The records that follow must be reproduced in full, exactly as written.

GIVEN DATA:
###

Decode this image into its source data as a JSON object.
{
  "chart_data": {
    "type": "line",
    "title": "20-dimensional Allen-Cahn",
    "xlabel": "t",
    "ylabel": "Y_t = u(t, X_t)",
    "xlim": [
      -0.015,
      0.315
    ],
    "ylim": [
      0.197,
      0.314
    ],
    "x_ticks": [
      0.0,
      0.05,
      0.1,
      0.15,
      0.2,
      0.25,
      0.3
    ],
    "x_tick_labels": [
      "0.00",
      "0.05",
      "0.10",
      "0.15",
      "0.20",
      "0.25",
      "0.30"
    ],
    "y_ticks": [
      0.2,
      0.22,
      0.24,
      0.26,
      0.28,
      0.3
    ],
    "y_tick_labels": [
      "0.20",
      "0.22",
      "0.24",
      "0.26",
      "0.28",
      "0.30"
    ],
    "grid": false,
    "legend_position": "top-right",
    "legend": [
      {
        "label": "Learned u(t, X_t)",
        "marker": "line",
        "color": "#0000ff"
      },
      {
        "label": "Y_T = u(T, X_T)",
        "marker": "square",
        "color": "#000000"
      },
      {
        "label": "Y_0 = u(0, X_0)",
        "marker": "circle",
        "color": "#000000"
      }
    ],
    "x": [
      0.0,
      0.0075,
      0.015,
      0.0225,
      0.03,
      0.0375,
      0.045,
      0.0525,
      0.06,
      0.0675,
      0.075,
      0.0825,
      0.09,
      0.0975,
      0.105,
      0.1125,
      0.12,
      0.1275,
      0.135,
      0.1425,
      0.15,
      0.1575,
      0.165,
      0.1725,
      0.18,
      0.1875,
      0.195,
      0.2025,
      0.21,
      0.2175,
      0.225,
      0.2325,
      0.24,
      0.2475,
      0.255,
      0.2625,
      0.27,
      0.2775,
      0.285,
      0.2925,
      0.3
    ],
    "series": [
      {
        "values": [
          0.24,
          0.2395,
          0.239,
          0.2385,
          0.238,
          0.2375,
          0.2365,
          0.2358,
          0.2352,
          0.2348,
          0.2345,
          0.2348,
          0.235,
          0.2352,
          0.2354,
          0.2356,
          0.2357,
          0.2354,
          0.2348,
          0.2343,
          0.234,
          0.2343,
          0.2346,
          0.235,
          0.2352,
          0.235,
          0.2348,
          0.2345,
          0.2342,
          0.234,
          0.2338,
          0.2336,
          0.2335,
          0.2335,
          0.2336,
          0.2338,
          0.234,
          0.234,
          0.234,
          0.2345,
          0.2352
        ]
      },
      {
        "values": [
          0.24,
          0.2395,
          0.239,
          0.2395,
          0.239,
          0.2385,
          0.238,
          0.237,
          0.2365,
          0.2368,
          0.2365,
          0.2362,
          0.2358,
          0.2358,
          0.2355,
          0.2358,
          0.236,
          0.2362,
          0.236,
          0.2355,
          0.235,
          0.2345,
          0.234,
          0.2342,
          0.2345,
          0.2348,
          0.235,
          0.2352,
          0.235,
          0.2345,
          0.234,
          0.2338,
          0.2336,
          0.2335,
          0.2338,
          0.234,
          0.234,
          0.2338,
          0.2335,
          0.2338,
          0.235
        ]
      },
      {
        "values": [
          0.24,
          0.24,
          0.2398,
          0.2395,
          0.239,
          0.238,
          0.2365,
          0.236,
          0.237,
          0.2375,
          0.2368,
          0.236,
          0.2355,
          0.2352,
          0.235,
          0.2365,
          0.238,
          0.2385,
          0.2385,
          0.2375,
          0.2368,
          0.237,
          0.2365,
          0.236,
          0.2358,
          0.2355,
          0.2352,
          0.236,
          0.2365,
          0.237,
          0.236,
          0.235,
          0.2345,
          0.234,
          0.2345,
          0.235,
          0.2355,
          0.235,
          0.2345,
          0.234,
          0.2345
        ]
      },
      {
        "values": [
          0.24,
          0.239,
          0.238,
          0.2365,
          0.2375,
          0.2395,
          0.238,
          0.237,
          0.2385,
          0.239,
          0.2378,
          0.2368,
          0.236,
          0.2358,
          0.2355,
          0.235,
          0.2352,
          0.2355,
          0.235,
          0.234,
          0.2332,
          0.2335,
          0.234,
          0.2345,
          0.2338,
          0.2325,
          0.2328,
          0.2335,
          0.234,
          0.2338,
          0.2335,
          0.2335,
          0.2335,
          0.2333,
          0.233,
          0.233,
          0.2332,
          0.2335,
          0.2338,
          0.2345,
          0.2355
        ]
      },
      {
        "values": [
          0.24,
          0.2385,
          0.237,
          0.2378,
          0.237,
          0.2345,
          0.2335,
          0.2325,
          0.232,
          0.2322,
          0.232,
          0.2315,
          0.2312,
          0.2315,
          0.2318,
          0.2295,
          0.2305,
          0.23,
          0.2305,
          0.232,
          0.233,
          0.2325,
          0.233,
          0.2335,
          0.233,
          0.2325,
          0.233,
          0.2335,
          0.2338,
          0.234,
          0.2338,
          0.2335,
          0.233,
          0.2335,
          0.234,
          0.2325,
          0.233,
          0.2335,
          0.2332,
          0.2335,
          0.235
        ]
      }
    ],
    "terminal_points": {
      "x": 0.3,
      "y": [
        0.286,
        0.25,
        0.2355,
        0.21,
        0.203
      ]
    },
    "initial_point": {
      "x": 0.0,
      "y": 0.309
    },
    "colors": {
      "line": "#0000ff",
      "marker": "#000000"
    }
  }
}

###

TASK RESPONSE:
Decode this image into its source data as a JSON object.
{
  "chart_data": {
    "type": "line",
    "title": "20-dimensional Allen-Cahn",
    "xlabel": "t",
    "ylabel": "Y_t = u(t, X_t)",
    "xlim": [
      -0.015,
      0.315
    ],
    "ylim": [
      0.197,
      0.314
    ],
    "x_ticks": [
      0.0,
      0.05,
      0.1,
      0.15,
      0.2,
      0.25,
      0.3
    ],
    "x_tick_labels": [
      "0.00",
      "0.05",
      "0.10",
      "0.15",
      "0.20",
      "0.25",
      "0.30"
    ],
    "y_ticks": [
      0.2,
      0.22,
      0.24,
      0.26,
      0.28,
      0.3
    ],
    "y_tick_labels": [
      "0.20",
      "0.22",
      "0.24",
      "0.26",
      "0.28",
      "0.30"
    ],
    "grid": false,
    "legend_position": "top-right",
    "legend": [
      {
        "label": "Learned u(t, X_t)",
        "marker": "line",
        "color": "#0000ff"
      },
      {
        "label": "Y_T = u(T, X_T)",
        "marker": "square",
        "color": "#000000"
      },
      {
        "label": "Y_0 = u(0, X_0)",
        "marker": "circle",
        "color": "#000000"
      }
    ],
    "x": [
      0.0,
      0.0075,
      0.015,
      0.0225,
      0.03,
      0.0375,
      0.045,
      0.0525,
      0.06,
      0.0675,
      0.075,
      0.0825,
      0.09,
      0.0975,
      0.105,
      0.1125,
      0.12,
      0.1275,
      0.135,
      0.1425,
      0.15,
      0.1575,
      0.165,
      0.1725,
      0.18,
      0.1875,
      0.195,
      0.2025,
      0.21,
      0.2175,
      0.225,
      0.2325,
      0.24,
      0.2475,
      0.255,
      0.2625,
      0.27,
      0.2775,
      0.285,
      0.2925,
      0.3
    ],
    "series": [
      {
        "values": [
          0.24,
          0.2395,
          0.239,
          0.2385,
          0.238,
          0.2375,
          0.2365,
          0.2358,
          0.2352,
          0.2348,
          0.2345,
          0.2348,
          0.235,
          0.2352,
          0.2354,
          0.2356,
          0.2357,
          0.2354,
          0.2348,
          0.2343,
          0.234,
          0.2343,
          0.2346,
          0.235,
          0.2352,
          0.235,
          0.2348,
          0.2345,
          0.2342,
          0.234,
          0.2338,
          0.2336,
          0.2335,
          0.2335,
          0.2336,
          0.2338,
          0.234,
          0.234,
          0.234,
          0.2345,
          0.2352
        ]
      },
      {
        "values": [
          0.24,
          0.2395,
          0.239,
          0.2395,
          0.239,
          0.2385,
          0.238,
          0.237,
          0.2365,
          0.2368,
          0.2365,
          0.2362,
          0.2358,
          0.2358,
          0.2355,
          0.2358,
          0.236,
          0.2362,
          0.236,
          0.2355,
          0.235,
          0.2345,
          0.234,
          0.2342,
          0.2345,
          0.2348,
          0.235,
          0.2352,
          0.235,
          0.2345,
          0.234,
          0.2338,
          0.2336,
          0.2335,
          0.2338,
          0.234,
          0.234,
          0.2338,
          0.2335,
          0.2338,
          0.235
        ]
      },
      {
        "values": [
          0.24,
          0.24,
          0.2398,
          0.2395,
          0.239,
          0.238,
          0.2365,
          0.236,
          0.237,
          0.2375,
          0.2368,
          0.236,
          0.2355,
          0.2352,
          0.235,
          0.2365,
          0.238,
          0.2385,
          0.2385,
          0.2375,
          0.2368,
          0.237,
          0.2365,
          0.236,
          0.2358,
          0.2355,
          0.2352,
          0.236,
          0.2365,
          0.237,
          0.236,
          0.235,
          0.2345,
          0.234,
          0.2345,
          0.235,
          0.2355,
          0.235,
          0.2345,
          0.234,
          0.2345
        ]
      },
      {
        "values": [
          0.24,
          0.239,
          0.238,
          0.2365,
          0.2375,
          0.2395,
          0.238,
          0.237,
          0.2385,
          0.239,
          0.2378,
          0.2368,
          0.236,
          0.2358,
          0.2355,
          0.235,
          0.2352,
          0.2355,
          0.235,
          0.234,
          0.2332,
          0.2335,
          0.234,
          0.2345,
          0.2338,
          0.2325,
          0.2328,
          0.2335,
          0.234,
          0.2338,
          0.2335,
          0.2335,
          0.2335,
          0.2333,
          0.233,
          0.233,
          0.2332,
          0.2335,
          0.2338,
          0.2345,
          0.2355
        ]
      },
      {
        "values": [
          0.24,
          0.2385,
          0.237,
          0.2378,
          0.237,
          0.2345,
          0.2335,
          0.2325,
          0.232,
          0.2322,
          0.232,
          0.2315,
          0.2312,
          0.2315,
          0.2318,
          0.2295,
          0.2305,
          0.23,
          0.2305,
          0.232,
          0.233,
          0.2325,
          0.233,
          0.2335,
          0.233,
          0.2325,
          0.233,
          0.2335,
          0.2338,
          0.234,
          0.2338,
          0.2335,
          0.233,
          0.2335,
          0.234,
          0.2325,
          0.233,
          0.2335,
          0.2332,
          0.2335,
          0.235
        ]
      }
    ],
    "terminal_points": {
      "x": 0.3,
      "y": [
        0.286,
        0.25,
        0.2355,
        0.21,
        0.203
      ]
    },
    "initial_point": {
      "x": 0.0,
      "y": 0.309
    },
    "colors": {
      "line": "#0000ff",
      "marker": "#000000"
    }
  }
}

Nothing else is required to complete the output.